Requirement: Quote the whole listing exactly. Leave the pictures out of your copy.

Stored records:
----

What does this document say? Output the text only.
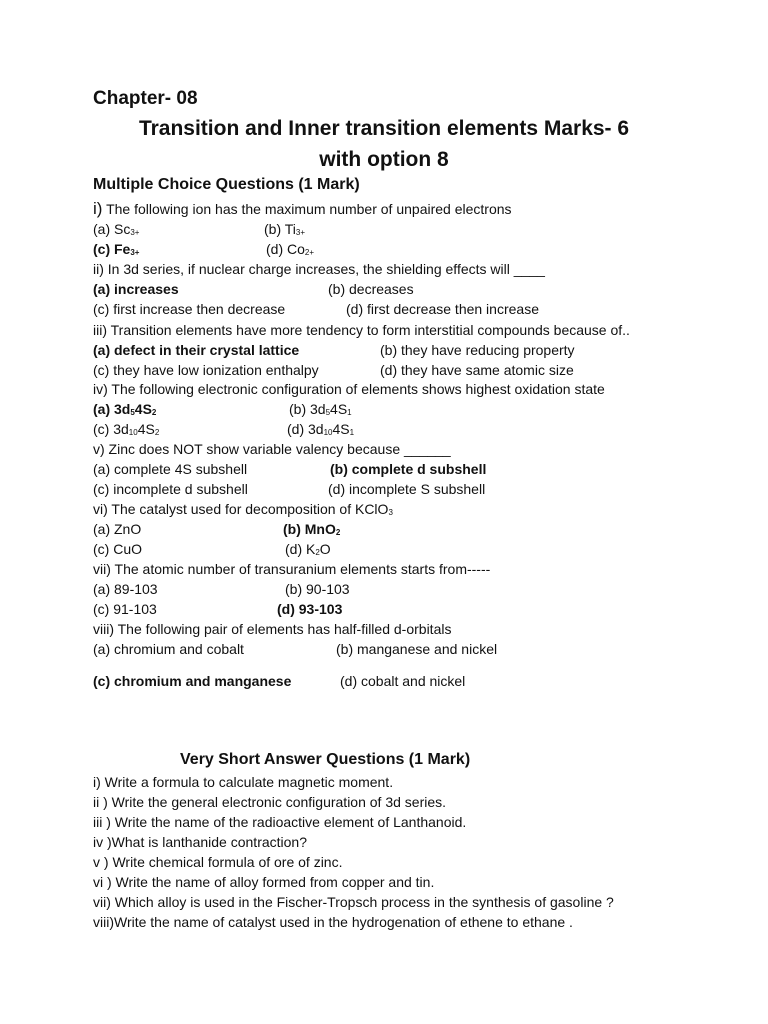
Chapter- 08
Transition and Inner transition elements Marks- 6
with option 8
Multiple Choice Questions (1 Mark)
i) The following ion has the maximum number of unpaired electrons
(a) $Sc_{3+}$	(b) $Ti_{3+}$
(c) $Fe_{3+}$	(d) $Co_{2+}$
ii) In 3d series, if nuclear charge increases, the shielding effects will ____
(a) increases	(b) decreases
(c) first increase then decrease	(d) first decrease then increase
iii) Transition elements have more tendency to form interstitial compounds because of..
(a) defect in their crystal lattice	(b) they have reducing property
(c) they have low ionization enthalpy	(d) they have same atomic size
iv) The following electronic configuration of elements shows highest oxidation state
(a) $3d_54S_2$	(b) $3d_54S_1$
(c) $3d_{10}4S_2$	(d) $3d_{10}4S_1$
v) Zinc does NOT show variable valency because ______
(a) complete 4S subshell	(b) complete d subshell
(c) incomplete d subshell	(d) incomplete S subshell
vi) The catalyst used for decomposition of KClO$_3$
(a) ZnO	(b) MnO$_2$
(c) CuO	(d) $K_2O$
vii) The atomic number of transuranium elements starts from-----
(a) 89-103	(b) 90-103
(c) 91-103	(d) 93-103
viii) The following pair of elements has half-filled d-orbitals
(a) chromium and cobalt	(b) manganese and nickel
(c) chromium and manganese	(d) cobalt and nickel
Very Short Answer Questions (1 Mark)
i) Write a formula to calculate magnetic moment.
ii ) Write the general electronic configuration of 3d series.
iii ) Write the name of the radioactive element of Lanthanoid.
iv )What is lanthanide contraction?
v ) Write chemical formula of ore of zinc.
vi ) Write the name of alloy formed from copper and tin.
vii) Which alloy is used in the Fischer-Tropsch process in the synthesis of gasoline ?
viii)Write the name of catalyst used in the hydrogenation of ethene to ethane .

----

The result:
What does this document say? Output the text only.
Chapter- 08
Transition and Inner transition elements Marks- 6
with option 8
Multiple Choice Questions (1 Mark)
i) The following ion has the maximum number of unpaired electrons
(a) $Sc_{3+}$	(b) $Ti_{3+}$
(c) $Fe_{3+}$	(d) $Co_{2+}$
ii) In 3d series, if nuclear charge increases, the shielding effects will ____
(a) increases	(b) decreases
(c) first increase then decrease	(d) first decrease then increase
iii) Transition elements have more tendency to form interstitial compounds because of..
(a) defect in their crystal lattice	(b) they have reducing property
(c) they have low ionization enthalpy	(d) they have same atomic size
iv) The following electronic configuration of elements shows highest oxidation state
(a) $3d_54S_2$	(b) $3d_54S_1$
(c) $3d_{10}4S_2$	(d) $3d_{10}4S_1$
v) Zinc does NOT show variable valency because ______
(a) complete 4S subshell	(b) complete d subshell
(c) incomplete d subshell	(d) incomplete S subshell
vi) The catalyst used for decomposition of KClO$_3$
(a) ZnO	(b) MnO$_2$
(c) CuO	(d) $K_2O$
vii) The atomic number of transuranium elements starts from-----
(a) 89-103	(b) 90-103
(c) 91-103	(d) 93-103
viii) The following pair of elements has half-filled d-orbitals
(a) chromium and cobalt	(b) manganese and nickel
(c) chromium and manganese	(d) cobalt and nickel
Very Short Answer Questions (1 Mark)
i) Write a formula to calculate magnetic moment.
ii ) Write the general electronic configuration of 3d series.
iii ) Write the name of the radioactive element of Lanthanoid.
iv )What is lanthanide contraction?
v ) Write chemical formula of ore of zinc.
vi ) Write the name of alloy formed from copper and tin.
vii) Which alloy is used in the Fischer-Tropsch process in the synthesis of gasoline ?
viii)Write the name of catalyst used in the hydrogenation of ethene to ethane .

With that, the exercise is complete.